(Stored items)
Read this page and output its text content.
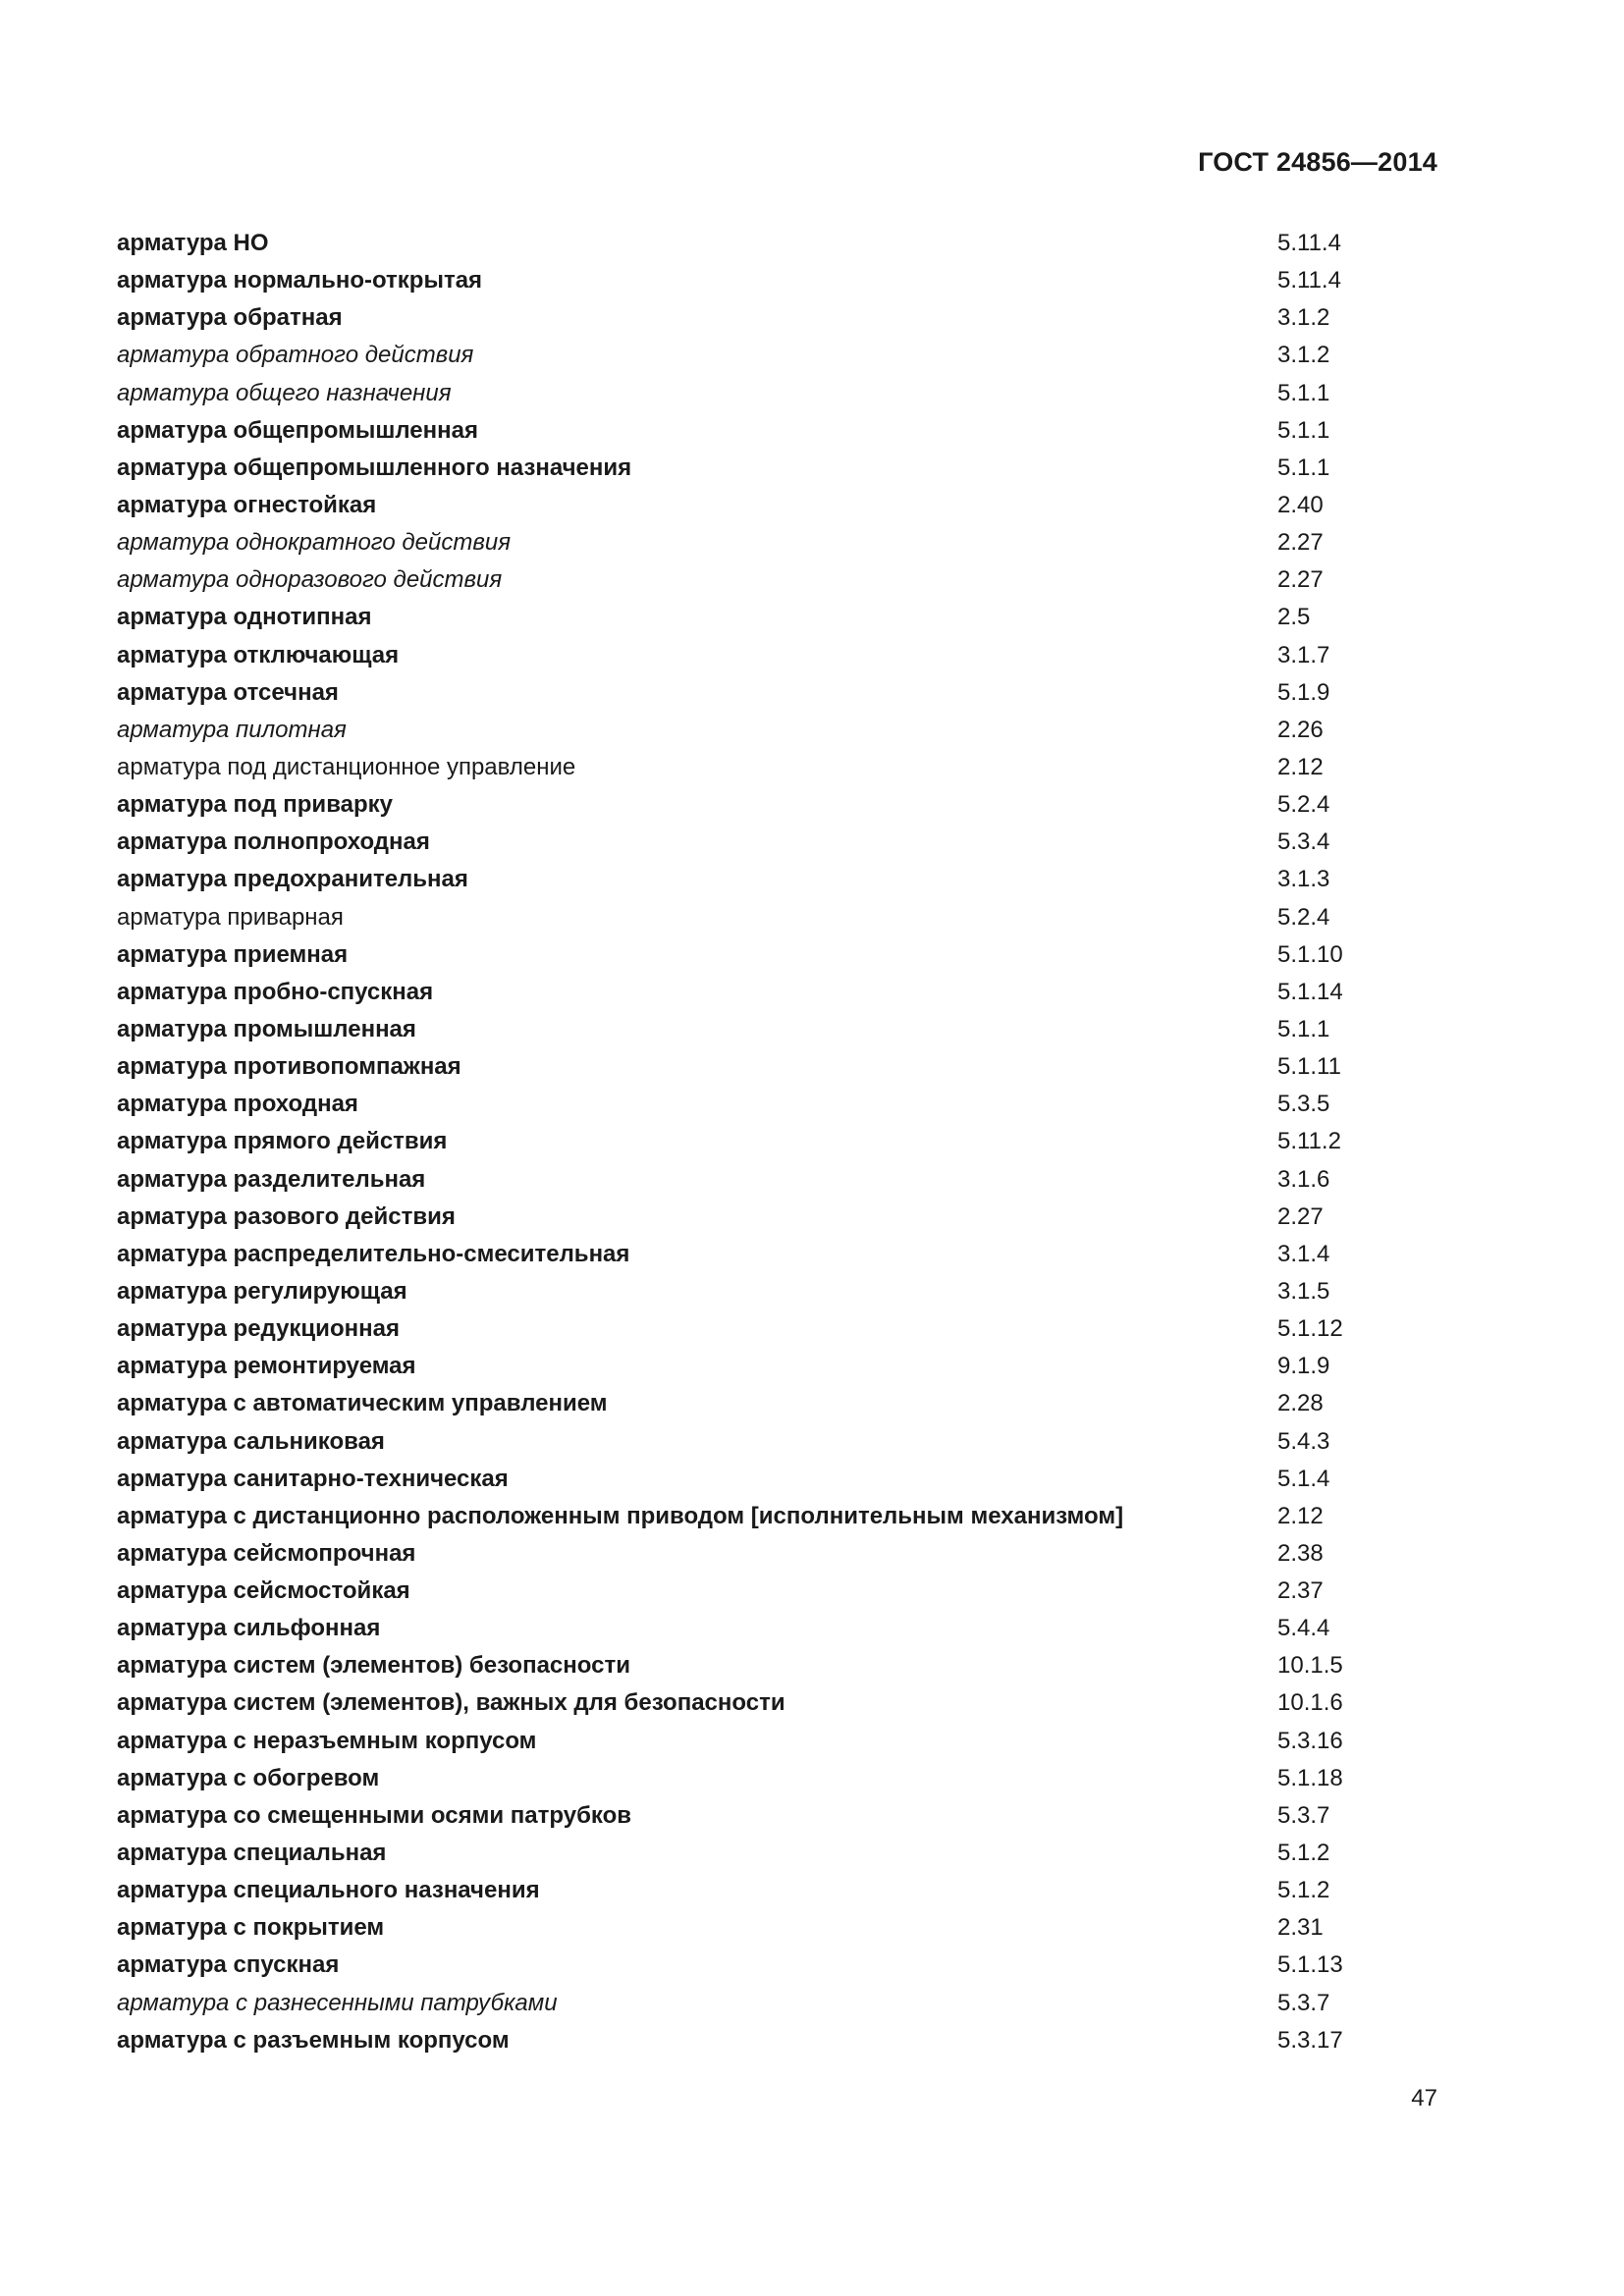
ГОСТ 24856—2014
арматура НО	5.11.4
арматура нормально-открытая	5.11.4
арматура обратная	3.1.2
арматура обратного действия	3.1.2
арматура общего назначения	5.1.1
арматура общепромышленная	5.1.1
арматура общепромышленного назначения	5.1.1
арматура огнестойкая	2.40
арматура однократного действия	2.27
арматура одноразового действия	2.27
арматура однотипная	2.5
арматура отключающая	3.1.7
арматура отсечная	5.1.9
арматура пилотная	2.26
арматура под дистанционное управление	2.12
арматура под приварку	5.2.4
арматура полнопроходная	5.3.4
арматура предохранительная	3.1.3
арматура приварная	5.2.4
арматура приемная	5.1.10
арматура пробно-спускная	5.1.14
арматура промышленная	5.1.1
арматура противопомпажная	5.1.11
арматура проходная	5.3.5
арматура прямого действия	5.11.2
арматура разделительная	3.1.6
арматура разового действия	2.27
арматура распределительно-смесительная	3.1.4
арматура регулирующая	3.1.5
арматура редукционная	5.1.12
арматура ремонтируемая	9.1.9
арматура с автоматическим управлением	2.28
арматура сальниковая	5.4.3
арматура санитарно-техническая	5.1.4
арматура с дистанционно расположенным приводом [исполнительным механизмом]	2.12
арматура сейсмопрочная	2.38
арматура сейсмостойкая	2.37
арматура сильфонная	5.4.4
арматура систем (элементов) безопасности	10.1.5
арматура систем (элементов), важных для безопасности	10.1.6
арматура с неразъемным корпусом	5.3.16
арматура с обогревом	5.1.18
арматура со смещенными осями патрубков	5.3.7
арматура специальная	5.1.2
арматура специального назначения	5.1.2
арматура с покрытием	2.31
арматура спускная	5.1.13
арматура с разнесенными патрубками	5.3.7
арматура с разъемным корпусом	5.3.17
47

#### EXERCISE:
Quote all the lines above exactly as given. Do not include the pictures.

#### ANSWER FOR THIS EXERCISE:
Read this page and output its text content.
ГОСТ 24856—2014
арматура НО	5.11.4
арматура нормально-открытая	5.11.4
арматура обратная	3.1.2
арматура обратного действия	3.1.2
арматура общего назначения	5.1.1
арматура общепромышленная	5.1.1
арматура общепромышленного назначения	5.1.1
арматура огнестойкая	2.40
арматура однократного действия	2.27
арматура одноразового действия	2.27
арматура однотипная	2.5
арматура отключающая	3.1.7
арматура отсечная	5.1.9
арматура пилотная	2.26
арматура под дистанционное управление	2.12
арматура под приварку	5.2.4
арматура полнопроходная	5.3.4
арматура предохранительная	3.1.3
арматура приварная	5.2.4
арматура приемная	5.1.10
арматура пробно-спускная	5.1.14
арматура промышленная	5.1.1
арматура противопомпажная	5.1.11
арматура проходная	5.3.5
арматура прямого действия	5.11.2
арматура разделительная	3.1.6
арматура разового действия	2.27
арматура распределительно-смесительная	3.1.4
арматура регулирующая	3.1.5
арматура редукционная	5.1.12
арматура ремонтируемая	9.1.9
арматура с автоматическим управлением	2.28
арматура сальниковая	5.4.3
арматура санитарно-техническая	5.1.4
арматура с дистанционно расположенным приводом [исполнительным механизмом]	2.12
арматура сейсмопрочная	2.38
арматура сейсмостойкая	2.37
арматура сильфонная	5.4.4
арматура систем (элементов) безопасности	10.1.5
арматура систем (элементов), важных для безопасности	10.1.6
арматура с неразъемным корпусом	5.3.16
арматура с обогревом	5.1.18
арматура со смещенными осями патрубков	5.3.7
арматура специальная	5.1.2
арматура специального назначения	5.1.2
арматура с покрытием	2.31
арматура спускная	5.1.13
арматура с разнесенными патрубками	5.3.7
арматура с разъемным корпусом	5.3.17
47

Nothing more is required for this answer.